Extracted text:
****

There was one final race downriver on the Willamette on August 26, 1907, between Telephone and Telegraph. The race began once both steamers had passed the harbor limits, with both boats running side by side at speeds exceeding 20 miles per hour. By the time that the Columbia was reached, Telephone had a lead of several boat lengths over Telegraph, and had lashed a broom, the traditional symbol of victory in a steamboat race, to its jackstaff.

After being replaced, Telephone was tied up to a dock at the foot of Morrison Street on the west side of the Willamette River. The river at this point was reported to be particularly polluted, with Telephone being blamed as the main culprit for dumping "decaying vegetables, boxes containing maggot-infested corn, and other polluting debris". All of this was alleged in one newspaper report to be the cause of an excessive number of disease-infected rats in the area of the Portland waterfront.

****

Given entries:
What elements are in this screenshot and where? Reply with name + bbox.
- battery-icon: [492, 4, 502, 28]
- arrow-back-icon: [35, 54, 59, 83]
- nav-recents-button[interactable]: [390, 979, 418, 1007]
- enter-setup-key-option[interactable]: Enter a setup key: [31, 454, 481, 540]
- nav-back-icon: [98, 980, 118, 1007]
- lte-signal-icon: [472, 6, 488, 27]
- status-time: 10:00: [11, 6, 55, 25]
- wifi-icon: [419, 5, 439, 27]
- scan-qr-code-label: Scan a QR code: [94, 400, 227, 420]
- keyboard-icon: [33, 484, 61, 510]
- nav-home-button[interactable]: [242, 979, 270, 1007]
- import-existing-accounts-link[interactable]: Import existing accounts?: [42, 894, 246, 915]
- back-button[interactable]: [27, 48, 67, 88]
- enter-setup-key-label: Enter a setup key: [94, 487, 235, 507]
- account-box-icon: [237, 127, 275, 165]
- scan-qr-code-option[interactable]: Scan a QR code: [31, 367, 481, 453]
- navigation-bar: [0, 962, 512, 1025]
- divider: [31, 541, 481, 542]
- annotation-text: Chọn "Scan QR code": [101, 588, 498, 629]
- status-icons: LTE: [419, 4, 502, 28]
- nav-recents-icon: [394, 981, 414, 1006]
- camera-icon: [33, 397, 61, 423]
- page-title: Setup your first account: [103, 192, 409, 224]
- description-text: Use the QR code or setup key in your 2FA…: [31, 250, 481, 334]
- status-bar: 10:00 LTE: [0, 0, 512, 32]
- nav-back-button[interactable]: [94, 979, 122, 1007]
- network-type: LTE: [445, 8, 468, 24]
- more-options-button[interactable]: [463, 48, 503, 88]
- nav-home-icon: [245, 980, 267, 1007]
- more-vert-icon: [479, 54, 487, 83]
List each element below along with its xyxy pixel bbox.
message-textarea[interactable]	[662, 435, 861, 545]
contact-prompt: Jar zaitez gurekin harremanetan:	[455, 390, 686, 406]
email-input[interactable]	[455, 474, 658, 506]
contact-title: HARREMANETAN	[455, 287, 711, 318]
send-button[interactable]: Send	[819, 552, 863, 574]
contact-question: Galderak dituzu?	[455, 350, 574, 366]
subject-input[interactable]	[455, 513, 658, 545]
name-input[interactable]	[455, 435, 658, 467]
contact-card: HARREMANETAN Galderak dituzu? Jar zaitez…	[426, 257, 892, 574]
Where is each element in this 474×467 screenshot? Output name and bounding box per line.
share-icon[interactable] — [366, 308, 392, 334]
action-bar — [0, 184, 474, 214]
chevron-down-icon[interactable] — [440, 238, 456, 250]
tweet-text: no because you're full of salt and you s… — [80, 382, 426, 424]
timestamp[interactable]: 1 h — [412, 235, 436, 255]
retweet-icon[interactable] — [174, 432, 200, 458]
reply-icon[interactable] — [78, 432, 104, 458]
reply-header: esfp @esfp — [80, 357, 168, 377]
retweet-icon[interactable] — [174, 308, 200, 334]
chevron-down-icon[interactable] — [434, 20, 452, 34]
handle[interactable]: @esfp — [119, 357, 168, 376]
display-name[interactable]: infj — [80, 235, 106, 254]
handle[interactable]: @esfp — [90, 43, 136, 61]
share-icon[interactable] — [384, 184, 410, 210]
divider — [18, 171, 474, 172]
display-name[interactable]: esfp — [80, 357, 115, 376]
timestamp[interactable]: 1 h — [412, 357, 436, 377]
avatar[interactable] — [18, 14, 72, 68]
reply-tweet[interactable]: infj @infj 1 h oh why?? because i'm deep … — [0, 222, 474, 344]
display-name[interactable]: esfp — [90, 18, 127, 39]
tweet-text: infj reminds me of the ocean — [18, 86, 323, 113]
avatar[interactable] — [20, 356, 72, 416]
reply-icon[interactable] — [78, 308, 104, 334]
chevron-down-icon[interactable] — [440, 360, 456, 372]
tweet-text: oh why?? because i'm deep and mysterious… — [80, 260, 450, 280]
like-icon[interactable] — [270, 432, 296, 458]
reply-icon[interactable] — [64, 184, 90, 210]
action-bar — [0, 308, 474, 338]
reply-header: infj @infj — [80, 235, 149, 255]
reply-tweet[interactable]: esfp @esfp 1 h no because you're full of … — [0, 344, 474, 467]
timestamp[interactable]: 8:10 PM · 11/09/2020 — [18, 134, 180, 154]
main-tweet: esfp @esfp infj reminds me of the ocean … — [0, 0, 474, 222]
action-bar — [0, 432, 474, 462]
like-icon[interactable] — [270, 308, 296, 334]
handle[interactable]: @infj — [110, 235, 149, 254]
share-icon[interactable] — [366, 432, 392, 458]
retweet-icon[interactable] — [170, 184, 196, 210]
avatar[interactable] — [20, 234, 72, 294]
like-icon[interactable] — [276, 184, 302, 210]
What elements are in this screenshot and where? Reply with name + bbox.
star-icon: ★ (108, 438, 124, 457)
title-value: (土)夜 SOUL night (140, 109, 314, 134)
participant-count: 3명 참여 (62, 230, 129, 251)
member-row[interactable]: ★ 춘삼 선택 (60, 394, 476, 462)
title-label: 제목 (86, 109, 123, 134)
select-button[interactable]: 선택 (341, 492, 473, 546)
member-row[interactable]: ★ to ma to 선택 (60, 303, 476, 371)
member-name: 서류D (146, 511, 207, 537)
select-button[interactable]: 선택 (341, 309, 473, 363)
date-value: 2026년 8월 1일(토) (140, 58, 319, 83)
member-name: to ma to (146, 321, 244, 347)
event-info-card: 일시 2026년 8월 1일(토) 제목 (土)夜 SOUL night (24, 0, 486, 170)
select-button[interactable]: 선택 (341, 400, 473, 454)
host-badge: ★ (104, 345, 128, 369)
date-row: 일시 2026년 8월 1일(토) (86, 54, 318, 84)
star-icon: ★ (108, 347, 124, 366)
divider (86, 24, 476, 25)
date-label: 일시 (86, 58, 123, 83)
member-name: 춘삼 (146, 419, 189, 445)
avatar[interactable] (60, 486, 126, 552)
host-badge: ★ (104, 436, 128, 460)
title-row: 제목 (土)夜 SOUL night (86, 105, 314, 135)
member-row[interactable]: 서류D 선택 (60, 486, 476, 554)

****

Your tasks:
1) Duplicate the part of the Telephone steamboat text between "After being replaced, Telephone" and "the Portland waterfront.", inclusive.
2) Pick up the text about the steamboat Telephone after its final sentence and write the next part.
The data were collected from a separate source.

Responses to the exercise:
1)
After being replaced, Telephone was tied up to a dock at the foot of Morrison Street on the west side of the Willamette River. The river at this point was reported to be particularly polluted, with Telephone being blamed as the main culprit for dumping "decaying vegetables, boxes containing maggot-infested corn, and other polluting debris". All of this was alleged in one newspaper report to be the cause of an excessive number of disease-infected rats in the area of the Portland waterfront.

2)
As of early February 1909, Telephone had been out of service for over a year. There were rumors that Telephone might have been sold, or possibly placed on the run to The Dalles, but the steamer’s owner was unwilling or unable to confirm any of them. Telephone remained tied up at a location in the Willamette River known as the Victoria dolphins through June 1909.

==Transfer to California==
In 1909 Telephone was sold to be taken to San Francisco Bay for service as a ferry.

On July 14, 1909, representatives of the Western Pacific Railroad put down some earnest money on the Telephone, with the deal anticipated to close the following day. The purchase price was $24,500. The new owner intended to use the boat on San Francisco Bay to carry construction material and for transfer work. Although the boat was reputed to be in first class condition, it had only been worked for a few months in 1905 and 1907 since it had been constructed in 1903.

At 9:00 a.m. on Tuesday, August 3, 1909, Telephone left Portland under its own steam for the last time, bound for Astoria. The steamer reached Astoria at 2:30 p.m. the same day, and was scheduled to depart the following morning for San Francisco in the company of the steam schooner Yosemite. Telephone was expected to make the entire trip under its own power, but as riverine vessel and not having been built for operation on the open sea, if heavy weather were encountered or an engine failure should occur, Yosemite would be able render assistance.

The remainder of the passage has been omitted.